[Collection entries]
========================================

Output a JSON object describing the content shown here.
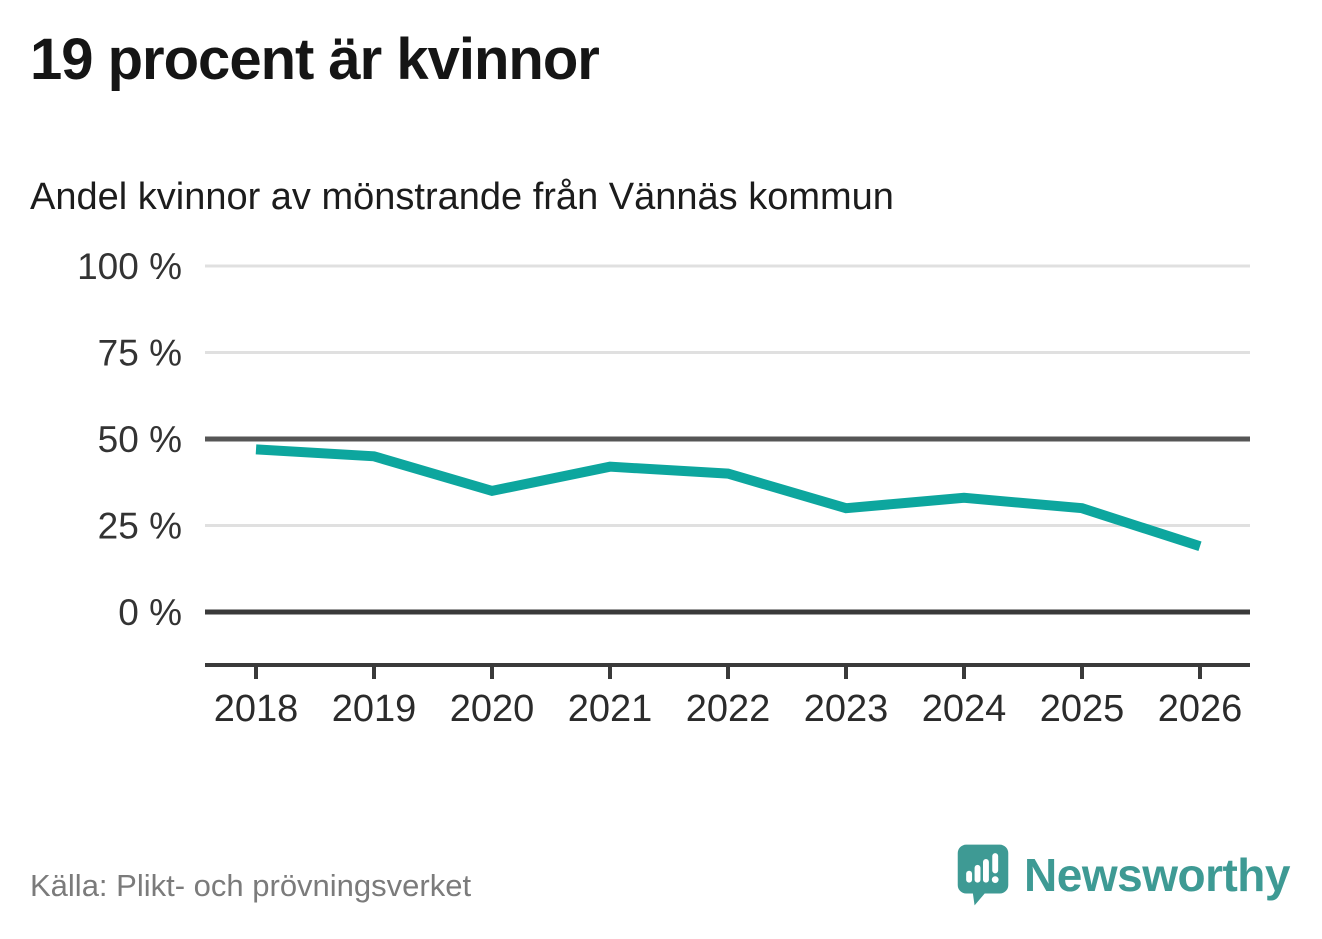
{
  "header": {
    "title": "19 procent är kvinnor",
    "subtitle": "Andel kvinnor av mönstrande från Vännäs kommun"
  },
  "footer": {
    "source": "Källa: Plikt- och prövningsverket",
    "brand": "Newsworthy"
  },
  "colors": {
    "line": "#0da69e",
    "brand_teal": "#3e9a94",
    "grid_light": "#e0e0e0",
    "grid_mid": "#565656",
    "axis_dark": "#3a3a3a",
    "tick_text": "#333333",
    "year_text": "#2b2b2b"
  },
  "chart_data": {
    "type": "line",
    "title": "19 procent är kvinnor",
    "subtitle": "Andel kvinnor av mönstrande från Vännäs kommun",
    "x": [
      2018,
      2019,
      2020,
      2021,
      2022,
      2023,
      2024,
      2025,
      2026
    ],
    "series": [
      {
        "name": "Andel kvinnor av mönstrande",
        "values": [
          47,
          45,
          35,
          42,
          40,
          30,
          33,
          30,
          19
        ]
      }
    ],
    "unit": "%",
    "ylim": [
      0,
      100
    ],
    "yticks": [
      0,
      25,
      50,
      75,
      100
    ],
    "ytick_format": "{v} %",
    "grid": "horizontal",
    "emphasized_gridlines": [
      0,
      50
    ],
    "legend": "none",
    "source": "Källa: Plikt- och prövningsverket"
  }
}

========================================

Written task:
Repeat the material verbatim. Do not carry over any picture.

Right answer:
Output a JSON object describing the content shown here.
{
  "header": {
    "title": "19 procent är kvinnor",
    "subtitle": "Andel kvinnor av mönstrande från Vännäs kommun"
  },
  "footer": {
    "source": "Källa: Plikt- och prövningsverket",
    "brand": "Newsworthy"
  },
  "colors": {
    "line": "#0da69e",
    "brand_teal": "#3e9a94",
    "grid_light": "#e0e0e0",
    "grid_mid": "#565656",
    "axis_dark": "#3a3a3a",
    "tick_text": "#333333",
    "year_text": "#2b2b2b"
  },
  "chart_data": {
    "type": "line",
    "title": "19 procent är kvinnor",
    "subtitle": "Andel kvinnor av mönstrande från Vännäs kommun",
    "x": [
      2018,
      2019,
      2020,
      2021,
      2022,
      2023,
      2024,
      2025,
      2026
    ],
    "series": [
      {
        "name": "Andel kvinnor av mönstrande",
        "values": [
          47,
          45,
          35,
          42,
          40,
          30,
          33,
          30,
          19
        ]
      }
    ],
    "unit": "%",
    "ylim": [
      0,
      100
    ],
    "yticks": [
      0,
      25,
      50,
      75,
      100
    ],
    "ytick_format": "{v} %",
    "grid": "horizontal",
    "emphasized_gridlines": [
      0,
      50
    ],
    "legend": "none",
    "source": "Källa: Plikt- och prövningsverket"
  }
}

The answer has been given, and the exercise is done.